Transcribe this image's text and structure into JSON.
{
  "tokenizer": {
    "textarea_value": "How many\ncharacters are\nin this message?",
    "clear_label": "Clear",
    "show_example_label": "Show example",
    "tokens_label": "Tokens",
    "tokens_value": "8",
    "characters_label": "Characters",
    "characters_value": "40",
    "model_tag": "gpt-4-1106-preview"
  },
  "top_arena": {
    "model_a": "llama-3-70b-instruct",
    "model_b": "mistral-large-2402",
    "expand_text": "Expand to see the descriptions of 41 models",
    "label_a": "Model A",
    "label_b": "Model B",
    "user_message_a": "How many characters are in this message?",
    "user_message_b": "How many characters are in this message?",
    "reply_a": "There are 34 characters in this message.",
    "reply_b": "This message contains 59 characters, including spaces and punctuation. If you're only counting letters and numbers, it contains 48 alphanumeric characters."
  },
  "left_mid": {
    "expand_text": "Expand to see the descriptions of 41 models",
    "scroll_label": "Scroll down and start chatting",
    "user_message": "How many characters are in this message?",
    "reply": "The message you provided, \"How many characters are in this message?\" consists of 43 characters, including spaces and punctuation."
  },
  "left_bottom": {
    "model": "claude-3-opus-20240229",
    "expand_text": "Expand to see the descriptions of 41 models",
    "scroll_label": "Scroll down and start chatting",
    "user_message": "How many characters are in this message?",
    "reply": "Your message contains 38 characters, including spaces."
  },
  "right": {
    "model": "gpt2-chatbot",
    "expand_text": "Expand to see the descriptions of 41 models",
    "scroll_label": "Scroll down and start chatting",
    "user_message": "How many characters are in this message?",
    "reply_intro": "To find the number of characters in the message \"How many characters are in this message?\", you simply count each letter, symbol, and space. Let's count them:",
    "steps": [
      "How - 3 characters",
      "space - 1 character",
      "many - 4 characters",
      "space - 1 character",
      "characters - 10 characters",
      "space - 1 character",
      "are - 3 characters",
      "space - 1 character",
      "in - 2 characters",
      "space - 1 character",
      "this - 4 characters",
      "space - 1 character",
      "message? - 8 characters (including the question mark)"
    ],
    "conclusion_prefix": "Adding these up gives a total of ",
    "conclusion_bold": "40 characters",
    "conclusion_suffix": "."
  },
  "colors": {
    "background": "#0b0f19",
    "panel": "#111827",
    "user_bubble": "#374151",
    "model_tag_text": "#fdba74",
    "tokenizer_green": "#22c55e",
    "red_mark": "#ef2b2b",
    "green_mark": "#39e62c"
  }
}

──────────────────────────────

Say how many lines contain "spaces", and give nothing but that number.

* [Expected output]:
3